Langsung ke konten utama

Kebebasan Informasi dan Etika Media

Komunikasi telah mencapai tingkat sangat maju, kini seorang komunikator mampu berbicara dengan jutaan orang secara serempak melalui media massa, ditambah lagi dengan kemunculan media baru yang ikut memperkaya ragam media massa. Berbeda dengan media cetak dan elektronik yang hanya dipegang oleh perusahaan media, media daring atau yang lebih dikenal dengan media online mampu dijamah semua orang, baik yang berbentuk website, blog, maupun media sosial.
Melalui media daring, setiap orang bisa menuangkan aspirasinya ke khalayak dengan cepat dan mudah. Bahkan kita dapat menyebarkan dan menerima informasi hanya melalui sentuhan jari. Dengan satu kali klik, informasi langsung tersebar dan bisa dibaca jutaan manusia di berbagai penjuru dunia.

★ ★ ★ ★ ★

• **Daftar Tugas**
• a. Jawablah pertanyaan berikut berdasarkan teks tentang kebebasan informasi:
(i) Menurut teks tentang kebebasan informasi, media cetak dan elektronik hanya dipegang oleh siapa?
(ii) Apa saja bentuk media daring yang disebutkan?
(iii) Dengan berapa kali klik informasi langsung tersebar?
• b. Kutip dari teks tentang kebebasan informasi bagian mulai dari "Melalui media daring, setiap" sampai dengan "berbagai penjuru dunia.".
Entri berikut merupakan materi tersendiri yang terpisah dari teks tentang kebebasan informasi.

★ ★ ★ ★ ★

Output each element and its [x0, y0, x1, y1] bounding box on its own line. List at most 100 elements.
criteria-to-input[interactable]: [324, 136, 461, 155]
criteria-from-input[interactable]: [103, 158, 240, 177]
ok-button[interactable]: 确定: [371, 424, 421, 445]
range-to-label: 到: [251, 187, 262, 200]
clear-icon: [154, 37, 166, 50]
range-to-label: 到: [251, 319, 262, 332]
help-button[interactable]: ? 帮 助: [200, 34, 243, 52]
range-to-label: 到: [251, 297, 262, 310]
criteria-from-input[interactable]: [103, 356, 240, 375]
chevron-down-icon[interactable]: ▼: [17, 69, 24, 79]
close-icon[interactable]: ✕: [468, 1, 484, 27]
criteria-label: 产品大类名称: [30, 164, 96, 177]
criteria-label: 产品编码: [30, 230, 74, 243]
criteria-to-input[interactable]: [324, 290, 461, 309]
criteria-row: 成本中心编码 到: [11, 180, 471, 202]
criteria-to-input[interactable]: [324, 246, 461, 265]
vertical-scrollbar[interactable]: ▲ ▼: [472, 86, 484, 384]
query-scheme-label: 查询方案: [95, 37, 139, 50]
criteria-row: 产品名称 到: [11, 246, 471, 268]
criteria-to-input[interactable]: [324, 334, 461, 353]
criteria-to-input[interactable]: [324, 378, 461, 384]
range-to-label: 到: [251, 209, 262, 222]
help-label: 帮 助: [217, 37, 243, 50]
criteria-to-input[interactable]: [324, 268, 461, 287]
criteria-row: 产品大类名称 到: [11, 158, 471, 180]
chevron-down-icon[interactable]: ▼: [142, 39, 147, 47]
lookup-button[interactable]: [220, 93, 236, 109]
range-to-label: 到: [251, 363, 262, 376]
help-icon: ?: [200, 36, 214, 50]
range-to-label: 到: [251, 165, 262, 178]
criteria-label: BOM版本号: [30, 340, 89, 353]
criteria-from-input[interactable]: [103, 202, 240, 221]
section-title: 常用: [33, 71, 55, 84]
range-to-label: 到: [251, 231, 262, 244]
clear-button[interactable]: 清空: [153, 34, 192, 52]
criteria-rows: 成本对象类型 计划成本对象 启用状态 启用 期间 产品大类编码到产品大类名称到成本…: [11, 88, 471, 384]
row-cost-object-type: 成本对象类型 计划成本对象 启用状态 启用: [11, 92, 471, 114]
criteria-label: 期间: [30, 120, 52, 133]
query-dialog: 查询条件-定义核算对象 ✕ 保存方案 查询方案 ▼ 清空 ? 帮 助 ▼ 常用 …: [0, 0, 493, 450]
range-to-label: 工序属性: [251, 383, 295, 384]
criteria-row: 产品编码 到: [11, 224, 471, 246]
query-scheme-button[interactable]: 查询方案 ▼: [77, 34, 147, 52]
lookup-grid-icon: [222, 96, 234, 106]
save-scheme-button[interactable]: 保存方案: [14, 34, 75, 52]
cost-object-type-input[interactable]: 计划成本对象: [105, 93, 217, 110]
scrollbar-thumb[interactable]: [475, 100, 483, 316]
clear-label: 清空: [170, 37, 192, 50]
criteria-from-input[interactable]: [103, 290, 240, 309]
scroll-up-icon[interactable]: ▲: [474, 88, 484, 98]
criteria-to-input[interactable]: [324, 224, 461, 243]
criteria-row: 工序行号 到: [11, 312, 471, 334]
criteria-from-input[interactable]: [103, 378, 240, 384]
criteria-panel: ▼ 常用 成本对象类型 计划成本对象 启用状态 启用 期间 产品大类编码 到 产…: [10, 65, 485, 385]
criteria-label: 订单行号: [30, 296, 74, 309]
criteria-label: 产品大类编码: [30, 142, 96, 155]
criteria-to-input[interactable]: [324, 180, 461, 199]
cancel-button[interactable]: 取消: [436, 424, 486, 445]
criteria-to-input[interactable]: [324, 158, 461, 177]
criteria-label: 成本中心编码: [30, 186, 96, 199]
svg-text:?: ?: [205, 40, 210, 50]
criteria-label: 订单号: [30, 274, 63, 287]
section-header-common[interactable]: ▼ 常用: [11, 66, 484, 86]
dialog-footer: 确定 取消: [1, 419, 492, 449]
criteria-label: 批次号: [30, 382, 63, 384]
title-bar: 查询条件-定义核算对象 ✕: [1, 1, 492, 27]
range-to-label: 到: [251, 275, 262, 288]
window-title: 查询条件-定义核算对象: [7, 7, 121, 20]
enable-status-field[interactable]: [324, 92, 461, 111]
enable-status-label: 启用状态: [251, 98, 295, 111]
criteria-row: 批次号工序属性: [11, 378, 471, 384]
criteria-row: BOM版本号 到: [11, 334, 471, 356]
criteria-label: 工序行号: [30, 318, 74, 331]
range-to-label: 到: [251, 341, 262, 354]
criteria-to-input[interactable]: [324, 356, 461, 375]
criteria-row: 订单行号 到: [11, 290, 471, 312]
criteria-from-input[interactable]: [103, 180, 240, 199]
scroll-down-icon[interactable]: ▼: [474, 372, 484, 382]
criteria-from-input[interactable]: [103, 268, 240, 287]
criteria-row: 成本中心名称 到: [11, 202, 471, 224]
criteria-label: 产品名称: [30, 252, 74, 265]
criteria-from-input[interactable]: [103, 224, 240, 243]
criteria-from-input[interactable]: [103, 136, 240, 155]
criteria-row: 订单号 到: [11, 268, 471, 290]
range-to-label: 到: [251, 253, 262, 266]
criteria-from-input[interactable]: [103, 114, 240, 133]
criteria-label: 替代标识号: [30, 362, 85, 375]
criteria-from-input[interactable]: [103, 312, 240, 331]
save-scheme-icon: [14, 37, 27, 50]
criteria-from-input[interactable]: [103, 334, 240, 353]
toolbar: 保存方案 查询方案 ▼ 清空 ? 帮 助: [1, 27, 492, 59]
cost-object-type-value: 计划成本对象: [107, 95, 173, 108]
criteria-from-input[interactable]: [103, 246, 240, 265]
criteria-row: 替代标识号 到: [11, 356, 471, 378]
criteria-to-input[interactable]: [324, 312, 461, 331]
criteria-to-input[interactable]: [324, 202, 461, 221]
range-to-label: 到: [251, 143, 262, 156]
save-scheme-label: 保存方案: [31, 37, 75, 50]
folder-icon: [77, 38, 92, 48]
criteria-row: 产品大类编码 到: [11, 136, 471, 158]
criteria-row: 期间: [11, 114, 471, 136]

★ ★ ★ ★ ★

• **Jawaban Lengkap**
• a.
(i) Perusahaan media.
(ii) Website, blog, dan media sosial.
(iii) Satu kali klik.

• b.
Melalui media daring, setiap orang bisa menuangkan aspirasinya ke khalayak dengan cepat dan mudah. Bahkan kita dapat menyebarkan dan menerima informasi hanya melalui sentuhan jari. Dengan satu kali klik, informasi langsung tersebar dan bisa dibaca jutaan manusia di berbagai penjuru dunia.